▶ **What you need to do**:
Transcribe the material word for word, but without the images.

[Start Exercise inputs]

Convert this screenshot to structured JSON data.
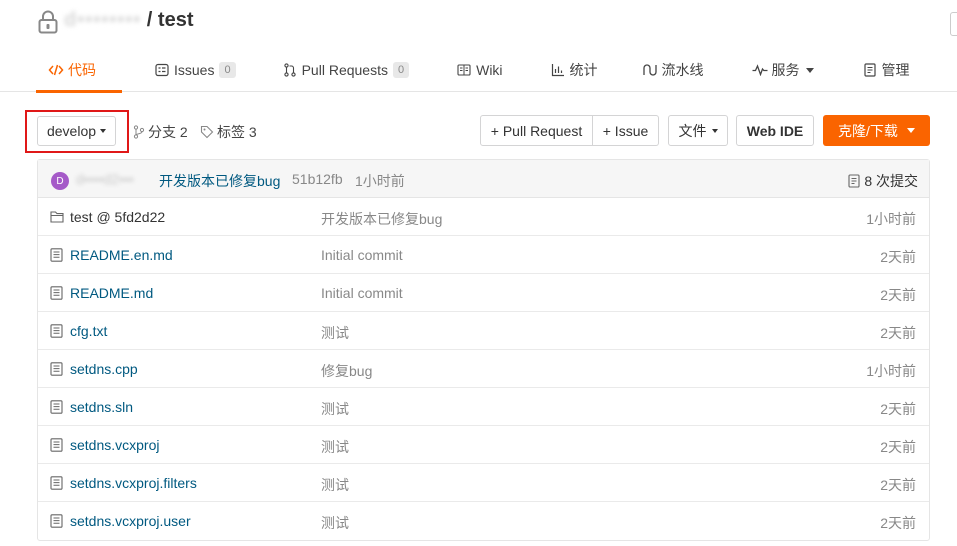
{
  "repo": {
    "owner": "d••••••••",
    "separator": "/",
    "name": "test"
  },
  "tabs": [
    {
      "label": "代码",
      "icon": "code-icon",
      "active": true
    },
    {
      "label": "Issues",
      "icon": "issues-icon",
      "count": "0"
    },
    {
      "label": "Pull Requests",
      "icon": "pull-request-icon",
      "count": "0"
    },
    {
      "label": "Wiki",
      "icon": "wiki-icon"
    },
    {
      "label": "统计",
      "icon": "stats-icon"
    },
    {
      "label": "流水线",
      "icon": "pipeline-icon"
    },
    {
      "label": "服务",
      "icon": "service-icon",
      "dropdown": true
    },
    {
      "label": "管理",
      "icon": "manage-icon"
    }
  ],
  "toolbar": {
    "branch": "develop",
    "branches_label": "分支 2",
    "tags_label": "标签 3",
    "pull_request_button": "+ Pull Request",
    "issue_button": "+ Issue",
    "file_button": "文件",
    "web_ide_button": "Web IDE",
    "clone_button": "克隆/下载"
  },
  "latest_commit": {
    "avatar_letter": "D",
    "author": "d••••d2•••",
    "message": "开发版本已修复bug",
    "hash": "51b12fb",
    "time": "1小时前",
    "count_label": "8 次提交"
  },
  "files": [
    {
      "name": "test @ 5fd2d22",
      "type": "submodule",
      "commit": "开发版本已修复bug",
      "time": "1小时前"
    },
    {
      "name": "README.en.md",
      "type": "file",
      "commit": "Initial commit",
      "time": "2天前"
    },
    {
      "name": "README.md",
      "type": "file",
      "commit": "Initial commit",
      "time": "2天前"
    },
    {
      "name": "cfg.txt",
      "type": "file",
      "commit": "测试",
      "time": "2天前"
    },
    {
      "name": "setdns.cpp",
      "type": "file",
      "commit": "修复bug",
      "time": "1小时前"
    },
    {
      "name": "setdns.sln",
      "type": "file",
      "commit": "测试",
      "time": "2天前"
    },
    {
      "name": "setdns.vcxproj",
      "type": "file",
      "commit": "测试",
      "time": "2天前"
    },
    {
      "name": "setdns.vcxproj.filters",
      "type": "file",
      "commit": "测试",
      "time": "2天前"
    },
    {
      "name": "setdns.vcxproj.user",
      "type": "file",
      "commit": "测试",
      "time": "2天前"
    }
  ],
  "colors": {
    "accent": "#fa6400",
    "link": "#005980",
    "highlight_box": "#e01818"
  }
}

[End Exercise inputs]

▶ **Task result**:
Convert this screenshot to structured JSON data.
{
  "repo": {
    "owner": "d••••••••",
    "separator": "/",
    "name": "test"
  },
  "tabs": [
    {
      "label": "代码",
      "icon": "code-icon",
      "active": true
    },
    {
      "label": "Issues",
      "icon": "issues-icon",
      "count": "0"
    },
    {
      "label": "Pull Requests",
      "icon": "pull-request-icon",
      "count": "0"
    },
    {
      "label": "Wiki",
      "icon": "wiki-icon"
    },
    {
      "label": "统计",
      "icon": "stats-icon"
    },
    {
      "label": "流水线",
      "icon": "pipeline-icon"
    },
    {
      "label": "服务",
      "icon": "service-icon",
      "dropdown": true
    },
    {
      "label": "管理",
      "icon": "manage-icon"
    }
  ],
  "toolbar": {
    "branch": "develop",
    "branches_label": "分支 2",
    "tags_label": "标签 3",
    "pull_request_button": "+ Pull Request",
    "issue_button": "+ Issue",
    "file_button": "文件",
    "web_ide_button": "Web IDE",
    "clone_button": "克隆/下载"
  },
  "latest_commit": {
    "avatar_letter": "D",
    "author": "d••••d2•••",
    "message": "开发版本已修复bug",
    "hash": "51b12fb",
    "time": "1小时前",
    "count_label": "8 次提交"
  },
  "files": [
    {
      "name": "test @ 5fd2d22",
      "type": "submodule",
      "commit": "开发版本已修复bug",
      "time": "1小时前"
    },
    {
      "name": "README.en.md",
      "type": "file",
      "commit": "Initial commit",
      "time": "2天前"
    },
    {
      "name": "README.md",
      "type": "file",
      "commit": "Initial commit",
      "time": "2天前"
    },
    {
      "name": "cfg.txt",
      "type": "file",
      "commit": "测试",
      "time": "2天前"
    },
    {
      "name": "setdns.cpp",
      "type": "file",
      "commit": "修复bug",
      "time": "1小时前"
    },
    {
      "name": "setdns.sln",
      "type": "file",
      "commit": "测试",
      "time": "2天前"
    },
    {
      "name": "setdns.vcxproj",
      "type": "file",
      "commit": "测试",
      "time": "2天前"
    },
    {
      "name": "setdns.vcxproj.filters",
      "type": "file",
      "commit": "测试",
      "time": "2天前"
    },
    {
      "name": "setdns.vcxproj.user",
      "type": "file",
      "commit": "测试",
      "time": "2天前"
    }
  ],
  "colors": {
    "accent": "#fa6400",
    "link": "#005980",
    "highlight_box": "#e01818"
  }
}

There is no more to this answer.